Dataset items
= = = = = = =

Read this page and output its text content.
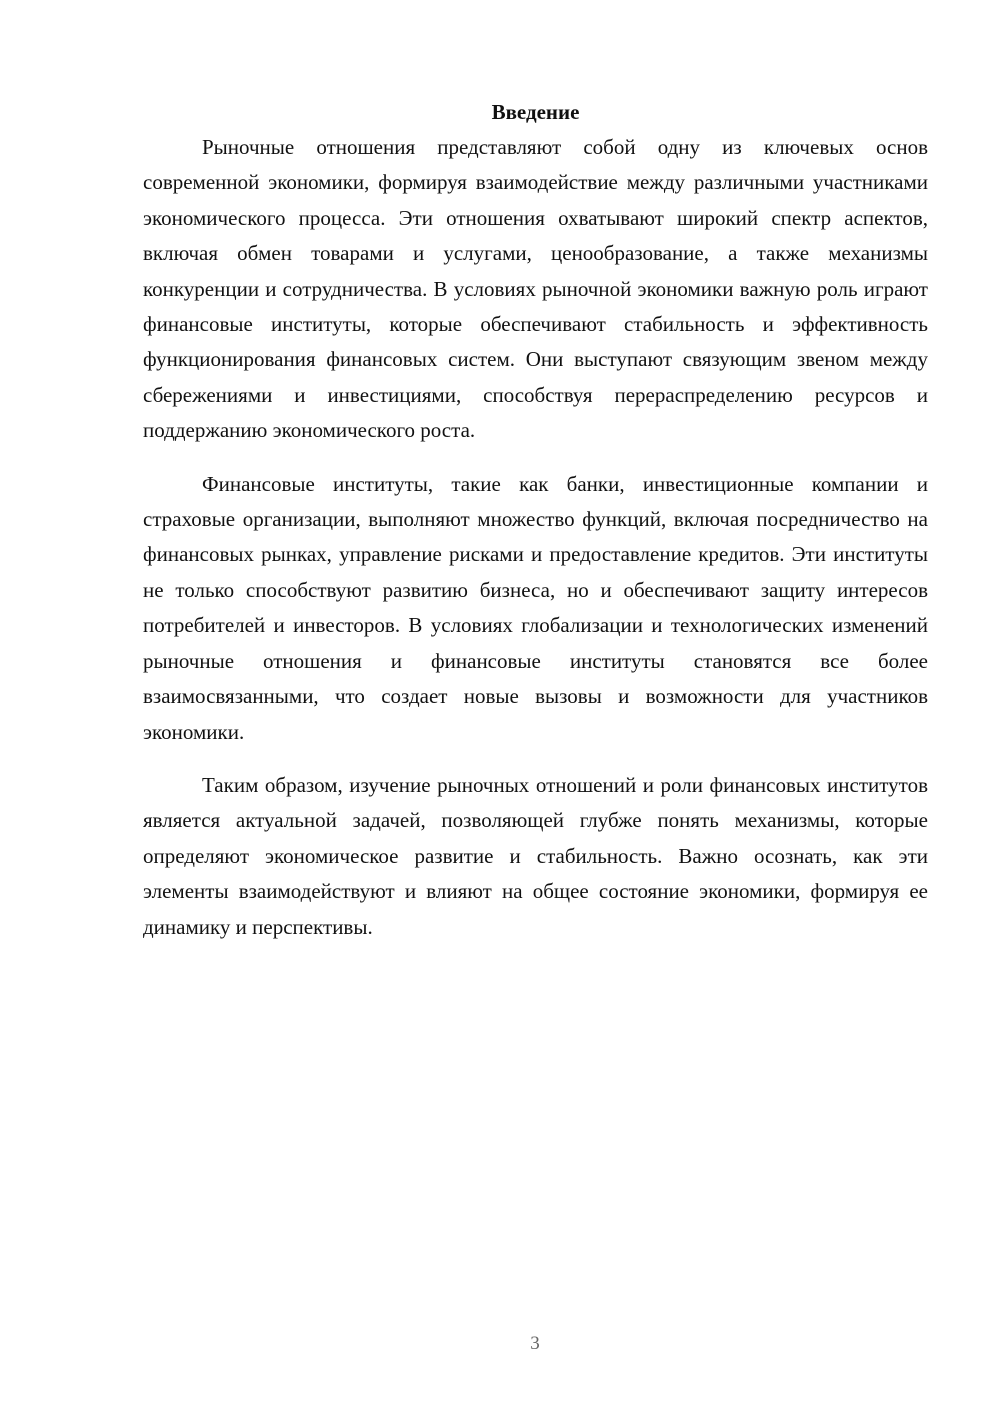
Введение

Рыночные отношения представляют собой одну из ключевых основ современной экономики, формируя взаимодействие между различными участниками экономического процесса. Эти отношения охватывают широкий спектр аспектов, включая обмен товарами и услугами, ценообразование, а также механизмы конкуренции и сотрудничества. В условиях рыночной экономики важную роль играют финансовые институты, которые обеспечивают стабильность и эффективность функционирования финансовых систем. Они выступают связующим звеном между сбережениями и инвестициями, способствуя перераспределению ресурсов и поддержанию экономического роста.

Финансовые институты, такие как банки, инвестиционные компании и страховые организации, выполняют множество функций, включая посредничество на финансовых рынках, управление рисками и предоставление кредитов. Эти институты не только способствуют развитию бизнеса, но и обеспечивают защиту интересов потребителей и инвесторов. В условиях глобализации и технологических изменений рыночные отношения и финансовые институты становятся все более взаимосвязанными, что создает новые вызовы и возможности для участников экономики.

Таким образом, изучение рыночных отношений и роли финансовых институтов является актуальной задачей, позволяющей глубже понять механизмы, которые определяют экономическое развитие и стабильность. Важно осознать, как эти элементы взаимодействуют и влияют на общее состояние экономики, формируя ее динамику и перспективы.

3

= = = = = = =

What you are asked to do:
Retype all of the entries exactly as written, leaving out any images.

Expected output:
Read this page and output its text content.
Введение

Рыночные отношения представляют собой одну из ключевых основ современной экономики, формируя взаимодействие между различными участниками экономического процесса. Эти отношения охватывают широкий спектр аспектов, включая обмен товарами и услугами, ценообразование, а также механизмы конкуренции и сотрудничества. В условиях рыночной экономики важную роль играют финансовые институты, которые обеспечивают стабильность и эффективность функционирования финансовых систем. Они выступают связующим звеном между сбережениями и инвестициями, способствуя перераспределению ресурсов и поддержанию экономического роста.

Финансовые институты, такие как банки, инвестиционные компании и страховые организации, выполняют множество функций, включая посредничество на финансовых рынках, управление рисками и предоставление кредитов. Эти институты не только способствуют развитию бизнеса, но и обеспечивают защиту интересов потребителей и инвесторов. В условиях глобализации и технологических изменений рыночные отношения и финансовые институты становятся все более взаимосвязанными, что создает новые вызовы и возможности для участников экономики.

Таким образом, изучение рыночных отношений и роли финансовых институтов является актуальной задачей, позволяющей глубже понять механизмы, которые определяют экономическое развитие и стабильность. Важно осознать, как эти элементы взаимодействуют и влияют на общее состояние экономики, формируя ее динамику и перспективы.

3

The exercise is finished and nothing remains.